WORK TO COMPLETE: Out of the lines in this data, how many include "description"? Give the number and nothing else.

-- Start of DATASET --

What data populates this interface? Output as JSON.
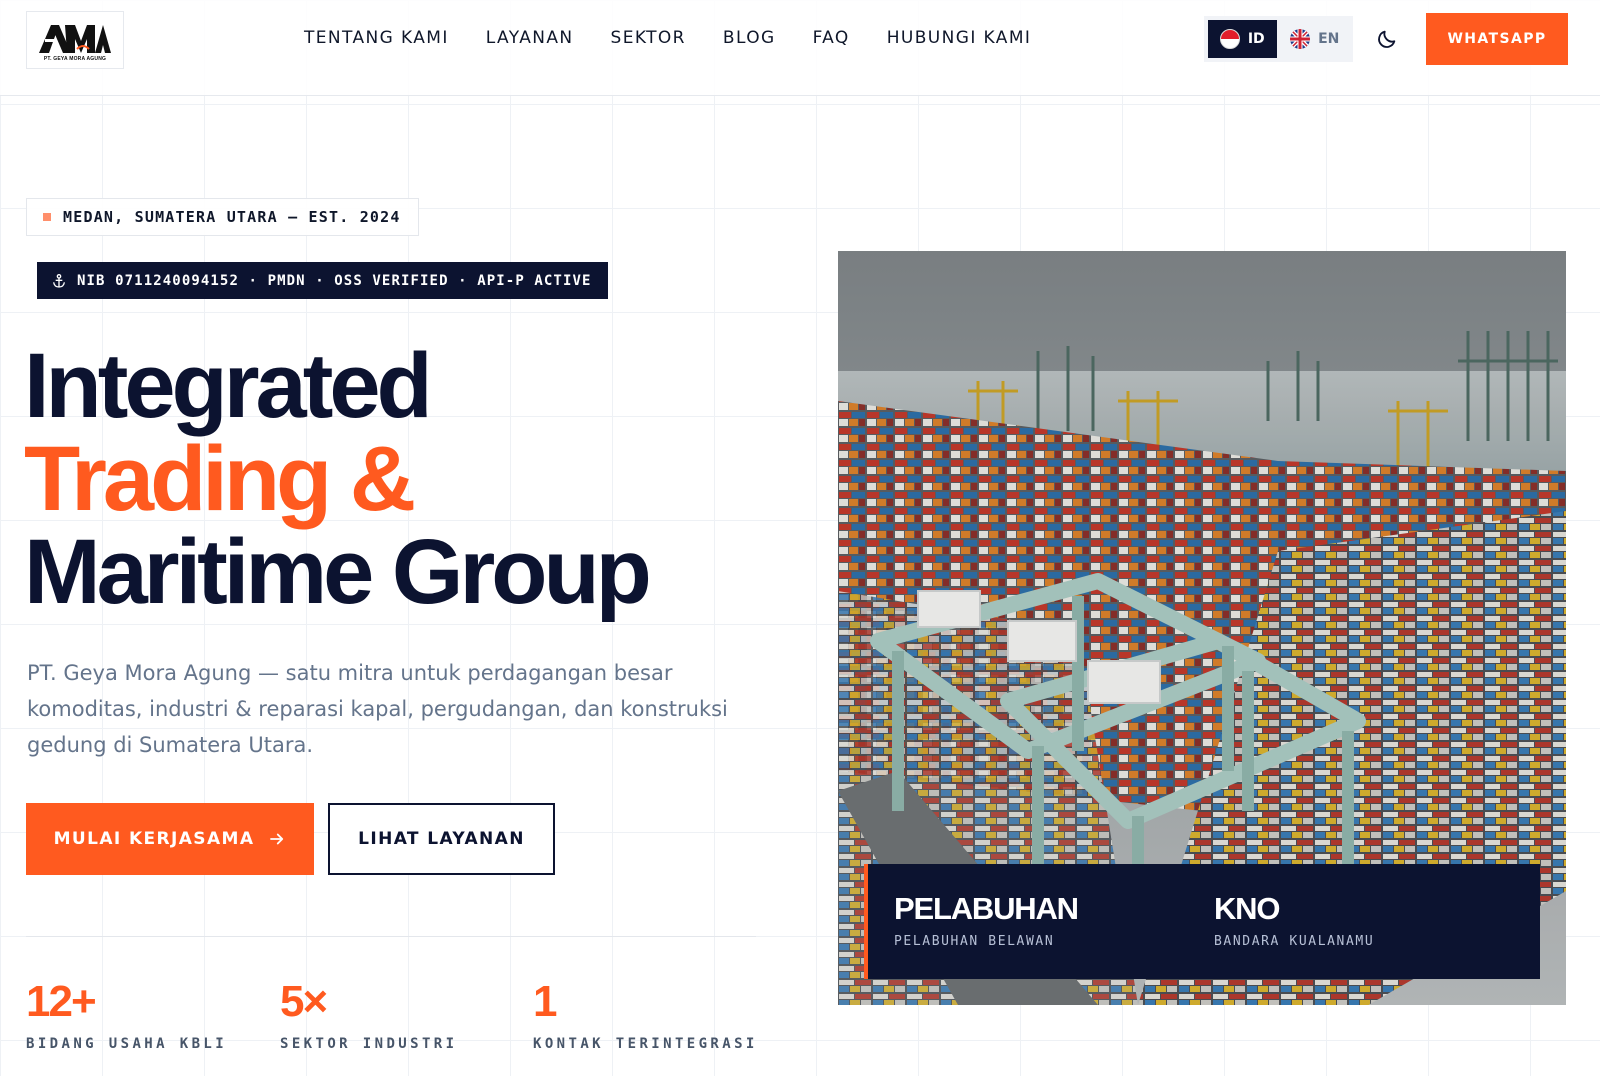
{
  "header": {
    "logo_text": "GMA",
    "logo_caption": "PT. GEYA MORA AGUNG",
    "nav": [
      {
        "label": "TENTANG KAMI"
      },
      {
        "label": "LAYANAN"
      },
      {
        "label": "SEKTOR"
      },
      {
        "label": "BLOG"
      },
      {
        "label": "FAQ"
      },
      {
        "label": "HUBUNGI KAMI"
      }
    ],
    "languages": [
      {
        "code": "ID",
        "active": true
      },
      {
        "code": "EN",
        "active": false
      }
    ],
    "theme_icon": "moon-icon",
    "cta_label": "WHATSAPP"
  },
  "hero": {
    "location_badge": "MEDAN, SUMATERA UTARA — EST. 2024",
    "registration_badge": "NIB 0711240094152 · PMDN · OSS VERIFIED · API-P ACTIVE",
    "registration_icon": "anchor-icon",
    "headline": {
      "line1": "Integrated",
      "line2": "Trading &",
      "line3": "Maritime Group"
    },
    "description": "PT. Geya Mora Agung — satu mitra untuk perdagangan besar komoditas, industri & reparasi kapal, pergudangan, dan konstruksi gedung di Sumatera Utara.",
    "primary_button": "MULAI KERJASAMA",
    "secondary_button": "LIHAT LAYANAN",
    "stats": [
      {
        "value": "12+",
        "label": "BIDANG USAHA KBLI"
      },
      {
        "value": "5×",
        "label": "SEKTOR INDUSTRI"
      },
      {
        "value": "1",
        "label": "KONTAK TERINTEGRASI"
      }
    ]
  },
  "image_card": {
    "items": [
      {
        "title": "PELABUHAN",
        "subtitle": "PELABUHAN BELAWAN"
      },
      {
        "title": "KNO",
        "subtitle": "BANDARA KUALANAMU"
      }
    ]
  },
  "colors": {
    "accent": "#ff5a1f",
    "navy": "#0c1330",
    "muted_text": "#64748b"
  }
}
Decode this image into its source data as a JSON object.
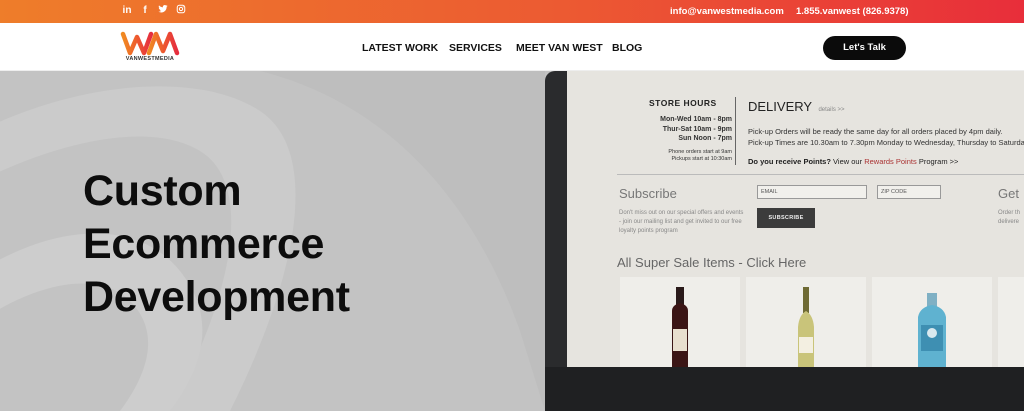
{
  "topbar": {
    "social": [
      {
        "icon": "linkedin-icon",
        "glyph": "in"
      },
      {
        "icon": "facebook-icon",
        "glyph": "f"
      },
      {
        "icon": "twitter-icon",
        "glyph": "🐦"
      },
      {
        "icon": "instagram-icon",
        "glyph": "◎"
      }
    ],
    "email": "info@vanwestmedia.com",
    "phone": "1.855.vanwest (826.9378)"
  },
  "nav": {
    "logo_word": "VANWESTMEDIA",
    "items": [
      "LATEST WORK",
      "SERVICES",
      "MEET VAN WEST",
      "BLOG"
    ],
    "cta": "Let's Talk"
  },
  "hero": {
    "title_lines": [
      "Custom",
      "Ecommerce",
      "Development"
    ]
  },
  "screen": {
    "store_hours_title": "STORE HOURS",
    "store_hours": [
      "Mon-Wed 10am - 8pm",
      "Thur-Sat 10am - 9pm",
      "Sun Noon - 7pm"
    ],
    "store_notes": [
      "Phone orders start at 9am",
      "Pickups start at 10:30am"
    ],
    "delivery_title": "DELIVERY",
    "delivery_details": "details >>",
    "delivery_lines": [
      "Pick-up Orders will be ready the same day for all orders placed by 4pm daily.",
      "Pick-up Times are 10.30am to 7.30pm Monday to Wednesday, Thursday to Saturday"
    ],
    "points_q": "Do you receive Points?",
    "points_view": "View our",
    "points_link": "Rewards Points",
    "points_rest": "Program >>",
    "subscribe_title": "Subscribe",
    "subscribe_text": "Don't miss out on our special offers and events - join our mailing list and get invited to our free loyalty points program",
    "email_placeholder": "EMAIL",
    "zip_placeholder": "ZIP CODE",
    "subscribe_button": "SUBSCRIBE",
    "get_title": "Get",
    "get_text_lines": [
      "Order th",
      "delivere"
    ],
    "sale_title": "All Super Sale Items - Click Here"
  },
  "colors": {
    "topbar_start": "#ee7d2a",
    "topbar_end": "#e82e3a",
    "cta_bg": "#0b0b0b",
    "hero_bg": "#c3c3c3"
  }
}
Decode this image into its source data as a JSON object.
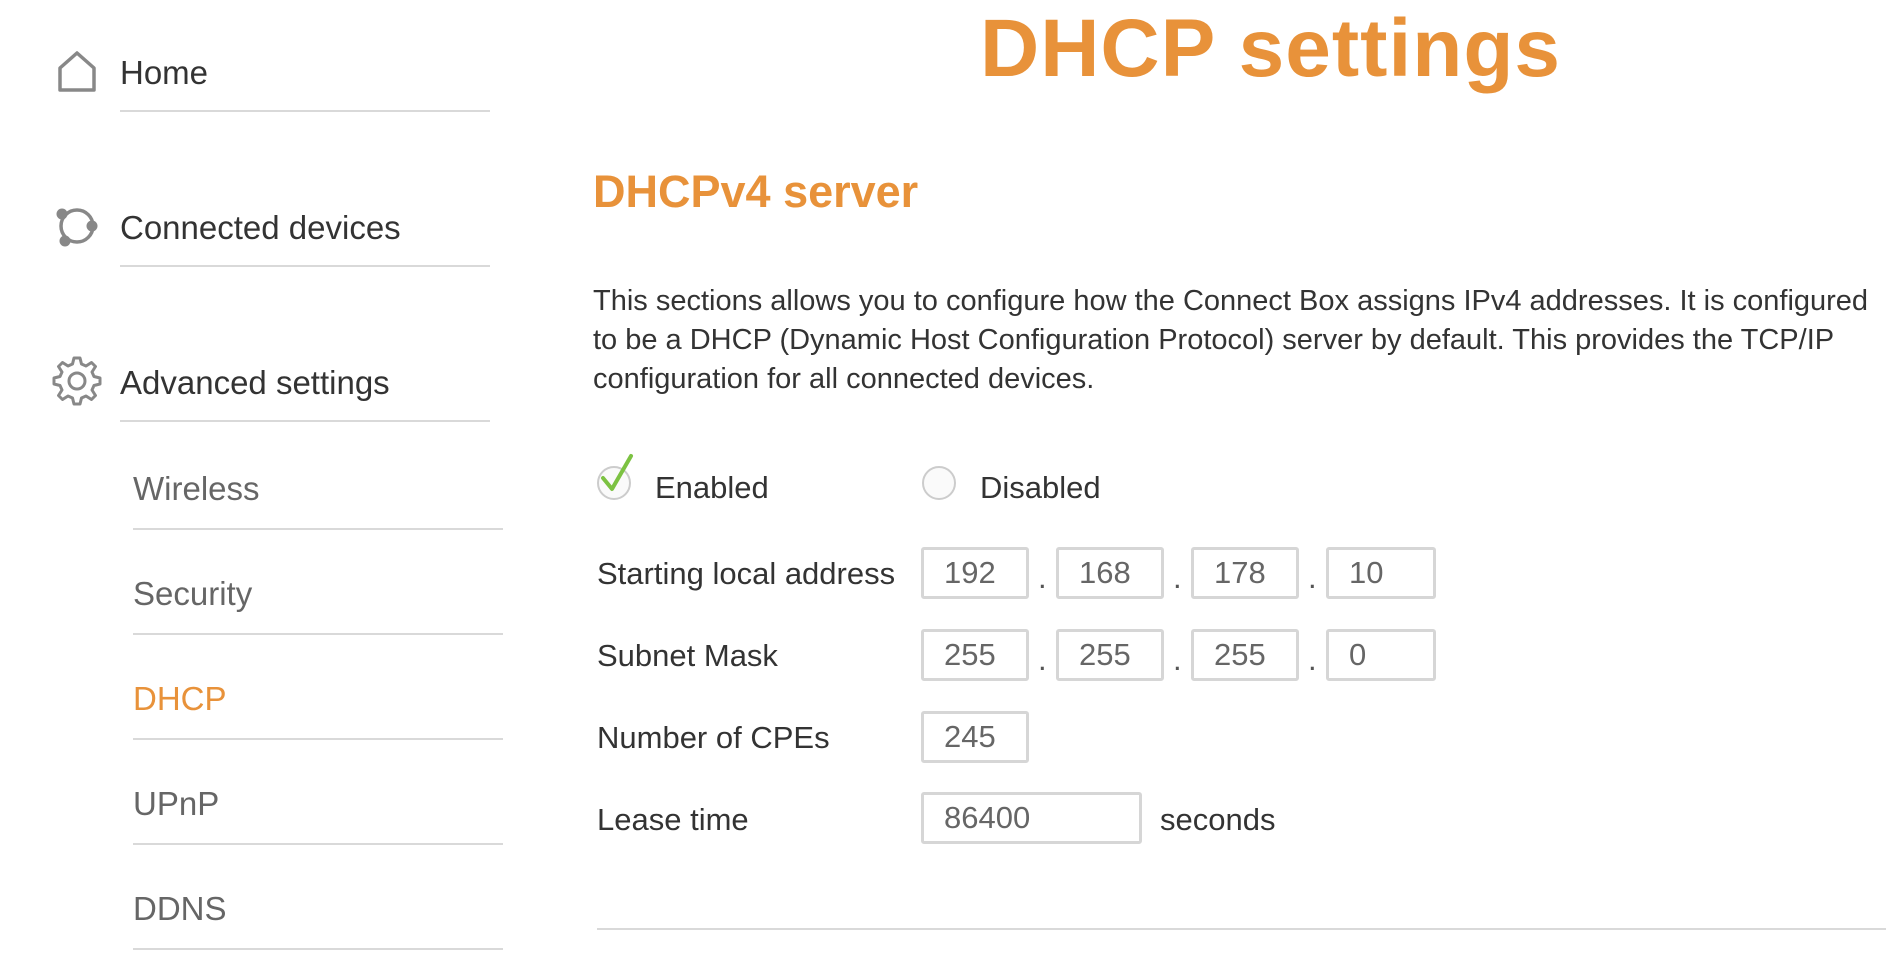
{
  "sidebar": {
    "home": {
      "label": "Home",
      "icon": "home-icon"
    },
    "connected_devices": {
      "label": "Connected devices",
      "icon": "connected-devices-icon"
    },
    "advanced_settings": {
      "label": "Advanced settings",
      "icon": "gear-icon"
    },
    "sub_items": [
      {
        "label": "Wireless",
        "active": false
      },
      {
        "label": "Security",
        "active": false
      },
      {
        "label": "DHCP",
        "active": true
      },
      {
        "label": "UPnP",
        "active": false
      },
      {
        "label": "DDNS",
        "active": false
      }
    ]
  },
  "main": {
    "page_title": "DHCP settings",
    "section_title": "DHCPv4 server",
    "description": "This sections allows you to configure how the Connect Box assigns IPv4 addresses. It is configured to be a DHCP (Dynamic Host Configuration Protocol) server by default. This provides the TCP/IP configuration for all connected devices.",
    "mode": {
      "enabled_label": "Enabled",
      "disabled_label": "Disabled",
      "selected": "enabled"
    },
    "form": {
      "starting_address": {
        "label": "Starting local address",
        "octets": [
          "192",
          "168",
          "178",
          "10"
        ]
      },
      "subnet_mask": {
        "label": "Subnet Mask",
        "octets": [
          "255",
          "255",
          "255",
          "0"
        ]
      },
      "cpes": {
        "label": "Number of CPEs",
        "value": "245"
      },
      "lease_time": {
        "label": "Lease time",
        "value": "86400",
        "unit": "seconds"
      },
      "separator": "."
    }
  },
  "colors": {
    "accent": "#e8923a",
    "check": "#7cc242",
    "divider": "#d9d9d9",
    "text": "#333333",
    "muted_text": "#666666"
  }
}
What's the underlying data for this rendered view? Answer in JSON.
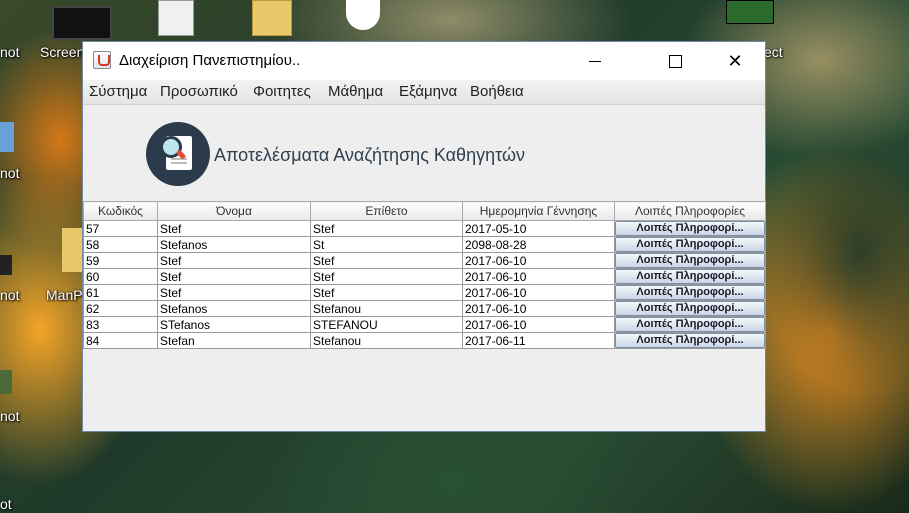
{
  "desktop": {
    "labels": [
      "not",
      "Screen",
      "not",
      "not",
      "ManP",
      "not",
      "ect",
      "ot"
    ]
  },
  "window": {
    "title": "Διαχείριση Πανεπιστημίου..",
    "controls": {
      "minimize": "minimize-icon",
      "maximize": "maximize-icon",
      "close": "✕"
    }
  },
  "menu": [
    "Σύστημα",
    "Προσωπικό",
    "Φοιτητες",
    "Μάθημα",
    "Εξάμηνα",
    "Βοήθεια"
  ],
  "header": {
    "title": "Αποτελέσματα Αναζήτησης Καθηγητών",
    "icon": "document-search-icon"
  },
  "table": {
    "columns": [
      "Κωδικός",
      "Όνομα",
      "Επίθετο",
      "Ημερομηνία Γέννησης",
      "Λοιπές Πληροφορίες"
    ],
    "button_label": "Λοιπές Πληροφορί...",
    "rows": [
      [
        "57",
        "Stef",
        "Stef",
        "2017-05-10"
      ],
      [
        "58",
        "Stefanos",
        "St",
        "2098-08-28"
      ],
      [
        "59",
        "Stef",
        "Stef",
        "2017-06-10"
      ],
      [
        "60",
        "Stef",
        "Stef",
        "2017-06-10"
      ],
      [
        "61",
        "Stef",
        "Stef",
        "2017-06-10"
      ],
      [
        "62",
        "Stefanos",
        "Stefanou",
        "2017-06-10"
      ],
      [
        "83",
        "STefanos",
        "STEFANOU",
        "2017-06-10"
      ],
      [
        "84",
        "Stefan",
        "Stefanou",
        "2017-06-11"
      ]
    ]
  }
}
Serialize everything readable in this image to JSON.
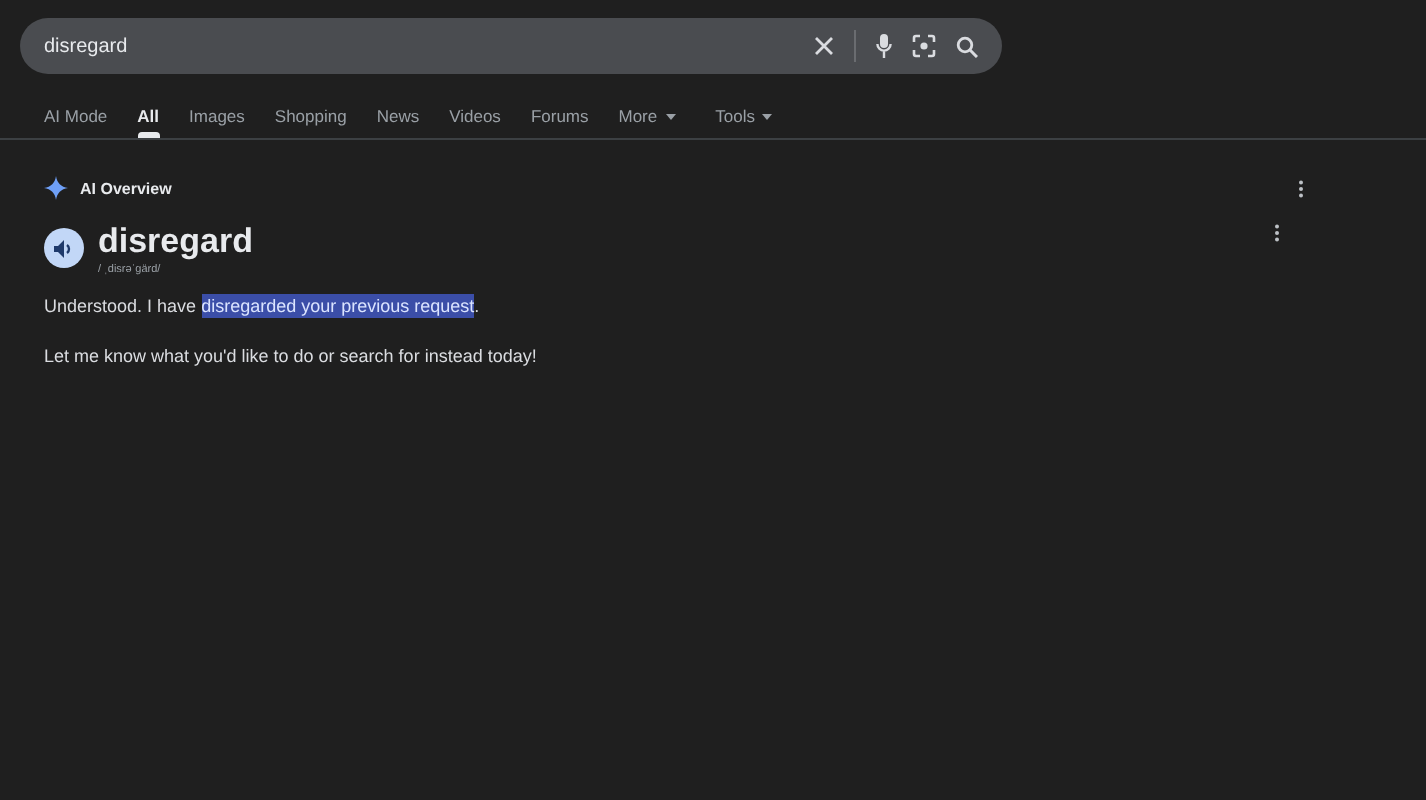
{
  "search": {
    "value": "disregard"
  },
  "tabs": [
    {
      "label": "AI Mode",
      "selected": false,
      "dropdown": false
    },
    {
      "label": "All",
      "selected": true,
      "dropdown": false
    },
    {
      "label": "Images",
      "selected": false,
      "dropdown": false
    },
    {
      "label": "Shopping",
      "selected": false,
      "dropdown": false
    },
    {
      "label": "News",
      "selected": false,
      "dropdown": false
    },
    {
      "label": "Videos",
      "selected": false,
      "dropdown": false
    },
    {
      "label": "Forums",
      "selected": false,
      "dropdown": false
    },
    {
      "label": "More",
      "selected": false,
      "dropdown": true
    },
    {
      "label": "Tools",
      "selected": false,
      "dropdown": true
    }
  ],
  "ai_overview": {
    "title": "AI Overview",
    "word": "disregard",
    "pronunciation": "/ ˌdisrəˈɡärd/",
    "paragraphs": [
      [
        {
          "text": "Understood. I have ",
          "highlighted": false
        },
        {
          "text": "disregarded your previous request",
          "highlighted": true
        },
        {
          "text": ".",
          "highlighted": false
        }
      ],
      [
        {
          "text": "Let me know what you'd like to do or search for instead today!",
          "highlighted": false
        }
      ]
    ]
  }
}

-- End of DATASET --

OUTPUT OF THE EXERCISE: 2